Below is a listing; copy all of it exactly.

**Information given:**
◆ ◆ ◆ ◆
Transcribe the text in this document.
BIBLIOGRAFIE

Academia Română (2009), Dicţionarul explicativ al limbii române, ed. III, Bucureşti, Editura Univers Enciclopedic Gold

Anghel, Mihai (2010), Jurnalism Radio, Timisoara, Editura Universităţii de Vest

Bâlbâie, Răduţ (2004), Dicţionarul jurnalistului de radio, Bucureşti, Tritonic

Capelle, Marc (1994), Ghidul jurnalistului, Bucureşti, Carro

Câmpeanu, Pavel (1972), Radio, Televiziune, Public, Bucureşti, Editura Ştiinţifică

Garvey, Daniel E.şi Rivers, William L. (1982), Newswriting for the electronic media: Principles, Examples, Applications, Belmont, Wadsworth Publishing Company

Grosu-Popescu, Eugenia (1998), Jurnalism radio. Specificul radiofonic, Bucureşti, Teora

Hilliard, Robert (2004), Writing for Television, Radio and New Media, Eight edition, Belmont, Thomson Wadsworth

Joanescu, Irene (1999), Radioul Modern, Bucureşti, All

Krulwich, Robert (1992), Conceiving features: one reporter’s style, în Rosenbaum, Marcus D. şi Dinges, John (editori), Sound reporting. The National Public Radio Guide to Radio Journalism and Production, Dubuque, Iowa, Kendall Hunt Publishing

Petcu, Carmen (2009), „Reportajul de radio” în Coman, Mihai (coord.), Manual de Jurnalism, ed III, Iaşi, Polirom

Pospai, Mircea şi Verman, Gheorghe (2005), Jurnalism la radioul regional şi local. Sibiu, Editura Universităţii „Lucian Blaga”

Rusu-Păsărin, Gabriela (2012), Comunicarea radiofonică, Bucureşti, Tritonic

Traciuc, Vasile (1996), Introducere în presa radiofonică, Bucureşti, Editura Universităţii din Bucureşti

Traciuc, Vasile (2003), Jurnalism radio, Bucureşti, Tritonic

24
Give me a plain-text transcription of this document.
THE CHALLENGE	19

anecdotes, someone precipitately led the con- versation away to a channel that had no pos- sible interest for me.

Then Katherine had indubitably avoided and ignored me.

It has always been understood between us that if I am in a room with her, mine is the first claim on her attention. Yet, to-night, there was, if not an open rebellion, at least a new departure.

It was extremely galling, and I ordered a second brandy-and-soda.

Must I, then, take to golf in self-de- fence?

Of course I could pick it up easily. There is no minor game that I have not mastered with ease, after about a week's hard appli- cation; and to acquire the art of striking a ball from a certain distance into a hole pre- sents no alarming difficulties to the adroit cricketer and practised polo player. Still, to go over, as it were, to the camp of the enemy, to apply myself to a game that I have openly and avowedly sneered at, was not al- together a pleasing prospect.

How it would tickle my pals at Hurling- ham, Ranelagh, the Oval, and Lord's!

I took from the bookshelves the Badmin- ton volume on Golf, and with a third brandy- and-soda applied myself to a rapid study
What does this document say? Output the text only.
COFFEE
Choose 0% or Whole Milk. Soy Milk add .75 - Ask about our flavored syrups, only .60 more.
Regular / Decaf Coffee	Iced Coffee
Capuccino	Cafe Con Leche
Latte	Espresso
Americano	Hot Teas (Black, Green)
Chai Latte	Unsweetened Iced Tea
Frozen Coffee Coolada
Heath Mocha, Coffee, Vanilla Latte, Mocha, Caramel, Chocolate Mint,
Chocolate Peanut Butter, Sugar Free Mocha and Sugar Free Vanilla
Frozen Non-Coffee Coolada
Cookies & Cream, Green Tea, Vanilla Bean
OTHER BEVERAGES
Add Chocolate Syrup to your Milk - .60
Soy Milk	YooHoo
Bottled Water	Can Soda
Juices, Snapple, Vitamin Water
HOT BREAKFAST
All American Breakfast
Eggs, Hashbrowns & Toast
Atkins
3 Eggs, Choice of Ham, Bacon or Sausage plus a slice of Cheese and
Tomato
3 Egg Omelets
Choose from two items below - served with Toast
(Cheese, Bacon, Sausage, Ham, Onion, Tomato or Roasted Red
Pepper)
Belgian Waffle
◆ ◆ ◆ ◆
**Task response:**
Transcribe the text in this document.
BIBLIOGRAFIE

Academia Română (2009), Dicţionarul explicativ al limbii române, ed. III, Bucureşti, Editura Univers Enciclopedic Gold

Anghel, Mihai (2010), Jurnalism Radio, Timisoara, Editura Universităţii de Vest

Bâlbâie, Răduţ (2004), Dicţionarul jurnalistului de radio, Bucureşti, Tritonic

Capelle, Marc (1994), Ghidul jurnalistului, Bucureşti, Carro

Câmpeanu, Pavel (1972), Radio, Televiziune, Public, Bucureşti, Editura Ştiinţifică

Garvey, Daniel E.şi Rivers, William L. (1982), Newswriting for the electronic media: Principles, Examples, Applications, Belmont, Wadsworth Publishing Company

Grosu-Popescu, Eugenia (1998), Jurnalism radio. Specificul radiofonic, Bucureşti, Teora

Hilliard, Robert (2004), Writing for Television, Radio and New Media, Eight edition, Belmont, Thomson Wadsworth

Joanescu, Irene (1999), Radioul Modern, Bucureşti, All

Krulwich, Robert (1992), Conceiving features: one reporter’s style, în Rosenbaum, Marcus D. şi Dinges, John (editori), Sound reporting. The National Public Radio Guide to Radio Journalism and Production, Dubuque, Iowa, Kendall Hunt Publishing

Petcu, Carmen (2009), „Reportajul de radio” în Coman, Mihai (coord.), Manual de Jurnalism, ed III, Iaşi, Polirom

Pospai, Mircea şi Verman, Gheorghe (2005), Jurnalism la radioul regional şi local. Sibiu, Editura Universităţii „Lucian Blaga”

Rusu-Păsărin, Gabriela (2012), Comunicarea radiofonică, Bucureşti, Tritonic

Traciuc, Vasile (1996), Introducere în presa radiofonică, Bucureşti, Editura Universităţii din Bucureşti

Traciuc, Vasile (2003), Jurnalism radio, Bucureşti, Tritonic

24
Give me a plain-text transcription of this document.
THE CHALLENGE	19

anecdotes, someone precipitately led the con- versation away to a channel that had no pos- sible interest for me.

Then Katherine had indubitably avoided and ignored me.

It has always been understood between us that if I am in a room with her, mine is the first claim on her attention. Yet, to-night, there was, if not an open rebellion, at least a new departure.

It was extremely galling, and I ordered a second brandy-and-soda.

Must I, then, take to golf in self-de- fence?

Of course I could pick it up easily. There is no minor game that I have not mastered with ease, after about a week's hard appli- cation; and to acquire the art of striking a ball from a certain distance into a hole pre- sents no alarming difficulties to the adroit cricketer and practised polo player. Still, to go over, as it were, to the camp of the enemy, to apply myself to a game that I have openly and avowedly sneered at, was not al- together a pleasing prospect.

How it would tickle my pals at Hurling- ham, Ranelagh, the Oval, and Lord's!

I took from the bookshelves the Badmin- ton volume on Golf, and with a third brandy- and-soda applied myself to a rapid study
What does this document say? Output the text only.
COFFEE
Choose 0% or Whole Milk. Soy Milk add .75 - Ask about our flavored syrups, only .60 more.
Regular / Decaf Coffee	Iced Coffee
Capuccino	Cafe Con Leche
Latte	Espresso
Americano	Hot Teas (Black, Green)
Chai Latte	Unsweetened Iced Tea
Frozen Coffee Coolada
Heath Mocha, Coffee, Vanilla Latte, Mocha, Caramel, Chocolate Mint,
Chocolate Peanut Butter, Sugar Free Mocha and Sugar Free Vanilla
Frozen Non-Coffee Coolada
Cookies & Cream, Green Tea, Vanilla Bean
OTHER BEVERAGES
Add Chocolate Syrup to your Milk - .60
Soy Milk	YooHoo
Bottled Water	Can Soda
Juices, Snapple, Vitamin Water
HOT BREAKFAST
All American Breakfast
Eggs, Hashbrowns & Toast
Atkins
3 Eggs, Choice of Ham, Bacon or Sausage plus a slice of Cheese and
Tomato
3 Egg Omelets
Choose from two items below - served with Toast
(Cheese, Bacon, Sausage, Ham, Onion, Tomato or Roasted Red
Pepper)
Belgian Waffle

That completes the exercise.